— Extrait du texte —
Notre devoir envers nous-mêmes, c’est de nous élever nous-mêmes.

Il y a une éducation primitive, impersonnelle, qui est de Dieu, de la nature et de la société. Mais Dieu qui nous commence par lui-même ou par sa création, Dieu veut que nous nous achevions par réflexion et liberté : c’est l’éducation personnelle.

II

Ici, la première partie du Devoir, c’est le profond respect de ce qui est commencé en nous, sans nous, par Dieu, par la famille, par la société, par l’Église. C’est l’assimilation laborieuse et l’adoption par choix de ce qui nous était d’abord imposé ou inoculé. Ici commence la crise de l’éducation personnelle.

— Données fournies —
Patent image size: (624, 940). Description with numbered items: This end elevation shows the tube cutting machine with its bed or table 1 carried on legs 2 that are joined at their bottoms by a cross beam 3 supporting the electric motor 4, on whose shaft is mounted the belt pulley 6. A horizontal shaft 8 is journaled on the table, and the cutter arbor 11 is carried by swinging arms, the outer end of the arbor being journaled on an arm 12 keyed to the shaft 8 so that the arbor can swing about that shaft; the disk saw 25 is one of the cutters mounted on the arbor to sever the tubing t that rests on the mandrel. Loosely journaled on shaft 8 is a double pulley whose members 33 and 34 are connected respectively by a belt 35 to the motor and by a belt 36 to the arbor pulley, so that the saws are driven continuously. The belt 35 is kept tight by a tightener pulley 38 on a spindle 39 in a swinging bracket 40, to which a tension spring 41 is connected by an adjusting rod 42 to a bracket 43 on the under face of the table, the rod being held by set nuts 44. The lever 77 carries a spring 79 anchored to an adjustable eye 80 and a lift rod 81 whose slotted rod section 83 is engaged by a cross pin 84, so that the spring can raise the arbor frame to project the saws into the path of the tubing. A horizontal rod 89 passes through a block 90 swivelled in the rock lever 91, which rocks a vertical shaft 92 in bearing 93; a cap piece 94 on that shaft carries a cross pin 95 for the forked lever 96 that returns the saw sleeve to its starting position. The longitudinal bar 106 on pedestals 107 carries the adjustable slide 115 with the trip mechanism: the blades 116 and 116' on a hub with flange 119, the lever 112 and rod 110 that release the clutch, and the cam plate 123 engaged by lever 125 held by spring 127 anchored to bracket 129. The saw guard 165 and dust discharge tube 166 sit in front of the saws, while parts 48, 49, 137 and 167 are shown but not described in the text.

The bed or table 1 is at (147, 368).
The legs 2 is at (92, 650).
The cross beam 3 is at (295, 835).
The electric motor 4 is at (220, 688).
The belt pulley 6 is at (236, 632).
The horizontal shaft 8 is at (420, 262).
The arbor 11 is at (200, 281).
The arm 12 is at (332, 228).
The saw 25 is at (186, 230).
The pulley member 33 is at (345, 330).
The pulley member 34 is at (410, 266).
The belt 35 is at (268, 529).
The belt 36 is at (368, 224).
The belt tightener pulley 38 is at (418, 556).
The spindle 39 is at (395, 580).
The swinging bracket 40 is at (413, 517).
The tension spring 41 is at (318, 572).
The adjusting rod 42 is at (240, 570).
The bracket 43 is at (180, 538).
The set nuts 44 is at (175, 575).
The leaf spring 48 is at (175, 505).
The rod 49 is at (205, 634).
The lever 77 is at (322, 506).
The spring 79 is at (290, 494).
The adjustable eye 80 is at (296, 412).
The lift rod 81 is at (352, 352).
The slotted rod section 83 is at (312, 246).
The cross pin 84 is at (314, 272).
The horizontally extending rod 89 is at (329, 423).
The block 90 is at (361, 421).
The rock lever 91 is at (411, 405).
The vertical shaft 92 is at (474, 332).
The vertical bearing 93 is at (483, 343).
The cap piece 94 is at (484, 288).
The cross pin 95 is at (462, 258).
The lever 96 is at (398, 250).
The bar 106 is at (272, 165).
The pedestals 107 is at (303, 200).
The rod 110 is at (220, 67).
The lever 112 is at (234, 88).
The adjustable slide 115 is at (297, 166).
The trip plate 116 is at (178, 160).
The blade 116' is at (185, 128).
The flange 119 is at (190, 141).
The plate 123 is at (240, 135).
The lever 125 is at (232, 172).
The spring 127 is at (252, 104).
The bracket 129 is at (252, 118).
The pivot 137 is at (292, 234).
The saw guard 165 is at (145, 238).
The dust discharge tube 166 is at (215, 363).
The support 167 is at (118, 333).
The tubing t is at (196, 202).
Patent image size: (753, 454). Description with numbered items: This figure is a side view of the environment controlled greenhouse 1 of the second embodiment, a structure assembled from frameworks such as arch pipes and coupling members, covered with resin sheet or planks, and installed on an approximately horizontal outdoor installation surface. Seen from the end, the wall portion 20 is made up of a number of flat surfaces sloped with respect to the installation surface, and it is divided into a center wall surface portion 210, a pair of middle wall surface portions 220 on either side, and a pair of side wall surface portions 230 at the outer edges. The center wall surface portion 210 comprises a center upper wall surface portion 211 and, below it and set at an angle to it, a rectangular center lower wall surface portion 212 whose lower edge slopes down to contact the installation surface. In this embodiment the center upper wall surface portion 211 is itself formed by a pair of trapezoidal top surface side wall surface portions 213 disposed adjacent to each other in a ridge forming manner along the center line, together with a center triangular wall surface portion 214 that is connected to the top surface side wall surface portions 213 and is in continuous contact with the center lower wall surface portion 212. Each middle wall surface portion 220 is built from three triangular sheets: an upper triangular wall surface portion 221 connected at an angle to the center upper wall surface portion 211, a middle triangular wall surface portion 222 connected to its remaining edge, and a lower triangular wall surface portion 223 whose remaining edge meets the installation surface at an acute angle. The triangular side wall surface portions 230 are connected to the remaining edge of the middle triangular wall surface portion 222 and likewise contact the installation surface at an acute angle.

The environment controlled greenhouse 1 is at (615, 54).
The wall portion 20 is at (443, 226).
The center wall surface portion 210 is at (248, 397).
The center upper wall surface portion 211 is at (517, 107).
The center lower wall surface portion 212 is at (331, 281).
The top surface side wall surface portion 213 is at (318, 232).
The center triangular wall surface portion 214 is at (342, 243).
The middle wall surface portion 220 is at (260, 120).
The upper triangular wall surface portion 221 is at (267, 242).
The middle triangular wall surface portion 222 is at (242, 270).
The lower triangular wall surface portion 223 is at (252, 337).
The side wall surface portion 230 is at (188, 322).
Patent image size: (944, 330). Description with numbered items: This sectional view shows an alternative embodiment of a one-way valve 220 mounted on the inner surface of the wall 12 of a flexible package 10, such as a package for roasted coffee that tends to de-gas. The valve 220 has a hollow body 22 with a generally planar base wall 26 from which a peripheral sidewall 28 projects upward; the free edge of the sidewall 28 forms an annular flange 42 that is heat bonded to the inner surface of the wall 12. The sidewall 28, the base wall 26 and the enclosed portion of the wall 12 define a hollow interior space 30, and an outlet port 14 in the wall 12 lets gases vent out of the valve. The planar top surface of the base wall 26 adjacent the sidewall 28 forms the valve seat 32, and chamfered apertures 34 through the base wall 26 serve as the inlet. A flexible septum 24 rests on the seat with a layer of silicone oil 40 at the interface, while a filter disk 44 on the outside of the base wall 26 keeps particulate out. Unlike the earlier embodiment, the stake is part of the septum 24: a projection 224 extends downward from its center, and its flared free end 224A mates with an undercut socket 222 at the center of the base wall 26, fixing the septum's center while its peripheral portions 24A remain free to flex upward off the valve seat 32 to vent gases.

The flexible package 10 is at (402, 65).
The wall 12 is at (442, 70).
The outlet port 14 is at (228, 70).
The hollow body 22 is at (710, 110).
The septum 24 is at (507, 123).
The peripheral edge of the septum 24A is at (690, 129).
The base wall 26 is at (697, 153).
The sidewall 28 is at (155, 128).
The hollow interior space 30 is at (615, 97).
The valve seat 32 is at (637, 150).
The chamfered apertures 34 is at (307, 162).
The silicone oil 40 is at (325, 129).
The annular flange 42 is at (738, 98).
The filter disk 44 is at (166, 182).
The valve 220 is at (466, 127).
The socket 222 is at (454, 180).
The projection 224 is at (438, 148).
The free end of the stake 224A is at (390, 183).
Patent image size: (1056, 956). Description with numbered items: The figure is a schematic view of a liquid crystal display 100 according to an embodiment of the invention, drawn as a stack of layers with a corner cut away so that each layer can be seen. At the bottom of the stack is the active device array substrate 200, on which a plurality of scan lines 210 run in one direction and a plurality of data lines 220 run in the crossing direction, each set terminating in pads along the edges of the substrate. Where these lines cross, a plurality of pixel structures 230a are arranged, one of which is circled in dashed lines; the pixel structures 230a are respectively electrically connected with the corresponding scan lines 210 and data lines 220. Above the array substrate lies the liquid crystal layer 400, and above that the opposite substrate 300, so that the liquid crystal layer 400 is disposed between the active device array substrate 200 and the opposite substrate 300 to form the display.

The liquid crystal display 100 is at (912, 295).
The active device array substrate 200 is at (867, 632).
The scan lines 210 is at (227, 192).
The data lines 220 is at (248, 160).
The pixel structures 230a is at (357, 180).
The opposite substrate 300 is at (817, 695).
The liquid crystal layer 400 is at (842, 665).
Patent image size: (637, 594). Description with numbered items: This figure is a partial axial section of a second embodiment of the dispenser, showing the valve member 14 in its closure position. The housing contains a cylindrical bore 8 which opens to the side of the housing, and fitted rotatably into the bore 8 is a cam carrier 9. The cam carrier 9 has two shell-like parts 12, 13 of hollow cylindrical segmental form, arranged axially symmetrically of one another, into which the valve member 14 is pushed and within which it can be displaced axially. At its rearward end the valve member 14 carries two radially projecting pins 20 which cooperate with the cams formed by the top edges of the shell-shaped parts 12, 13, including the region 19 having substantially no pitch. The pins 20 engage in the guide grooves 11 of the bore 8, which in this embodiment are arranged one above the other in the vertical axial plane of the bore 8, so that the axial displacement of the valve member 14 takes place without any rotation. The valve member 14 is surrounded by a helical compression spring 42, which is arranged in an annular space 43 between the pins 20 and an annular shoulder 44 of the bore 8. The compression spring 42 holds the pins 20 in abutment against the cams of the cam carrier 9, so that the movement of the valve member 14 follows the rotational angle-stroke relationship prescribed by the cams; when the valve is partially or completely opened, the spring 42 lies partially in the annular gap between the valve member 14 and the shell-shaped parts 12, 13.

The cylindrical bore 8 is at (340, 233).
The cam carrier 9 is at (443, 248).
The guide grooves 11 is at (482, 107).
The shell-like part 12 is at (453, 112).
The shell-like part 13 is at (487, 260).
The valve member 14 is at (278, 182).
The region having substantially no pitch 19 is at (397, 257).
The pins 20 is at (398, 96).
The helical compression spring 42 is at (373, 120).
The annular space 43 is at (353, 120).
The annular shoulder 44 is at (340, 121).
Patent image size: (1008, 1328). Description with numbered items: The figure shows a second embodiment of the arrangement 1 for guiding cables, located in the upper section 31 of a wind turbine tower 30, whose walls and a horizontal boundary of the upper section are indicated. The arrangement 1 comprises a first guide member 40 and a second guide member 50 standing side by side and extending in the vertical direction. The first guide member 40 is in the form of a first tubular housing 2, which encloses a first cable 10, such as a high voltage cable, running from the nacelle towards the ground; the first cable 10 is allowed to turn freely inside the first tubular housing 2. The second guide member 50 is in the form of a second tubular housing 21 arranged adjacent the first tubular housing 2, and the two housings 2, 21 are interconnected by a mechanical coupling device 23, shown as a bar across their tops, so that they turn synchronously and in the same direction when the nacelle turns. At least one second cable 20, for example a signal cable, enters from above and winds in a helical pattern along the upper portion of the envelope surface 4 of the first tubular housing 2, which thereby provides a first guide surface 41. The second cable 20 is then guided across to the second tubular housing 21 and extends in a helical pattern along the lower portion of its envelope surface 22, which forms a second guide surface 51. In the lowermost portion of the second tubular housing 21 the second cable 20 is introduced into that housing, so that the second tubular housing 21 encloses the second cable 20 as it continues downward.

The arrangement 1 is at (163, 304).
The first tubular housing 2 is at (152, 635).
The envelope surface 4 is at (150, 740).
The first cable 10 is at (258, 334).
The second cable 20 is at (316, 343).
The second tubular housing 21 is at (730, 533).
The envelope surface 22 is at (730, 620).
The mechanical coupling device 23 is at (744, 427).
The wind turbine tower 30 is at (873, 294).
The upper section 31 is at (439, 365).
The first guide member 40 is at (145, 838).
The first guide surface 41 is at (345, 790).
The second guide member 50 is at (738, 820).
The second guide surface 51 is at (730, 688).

— Consigne 1 —
D'après le texte sur l'éducation personnelle, de qui ou de quoi relève l'éducation primitive et impersonnelle ?
— Consigne 2 —
Poursuivez le texte sur l'éducation personnelle à partir de sa dernière phrase.

— Réponse 1 —
Elle relève de Dieu, de la nature et de la société.

— Réponse 2 —
III

Cette crise, de nos jours surtout, n’est pas bien traversée par la plupart des hommes. Ils ne respectent pas, n’acceptent pas et n’approfondissent pas. Ils méprisent et ils foulent aux pieds les riches données providentielles. Au lieu d’imiter les Apôtres en présence des filets remplis ; au lieu de discerner, de prendre à peu près tout, en repoussant quelques rebuts, ils rejettent en bloc dans la mer cette abondance qui leur était venue par grâce. Après quoi, la plupart vivent tout le jour, pauvres de vie morale, pauvres de foi, et ce n’est que l’épuisement et la tristesse du soir qui les ramènent à rechercher, à retrouver quelque chose des richesses qu’ils tenaient le matin dans leur miraculeux filet.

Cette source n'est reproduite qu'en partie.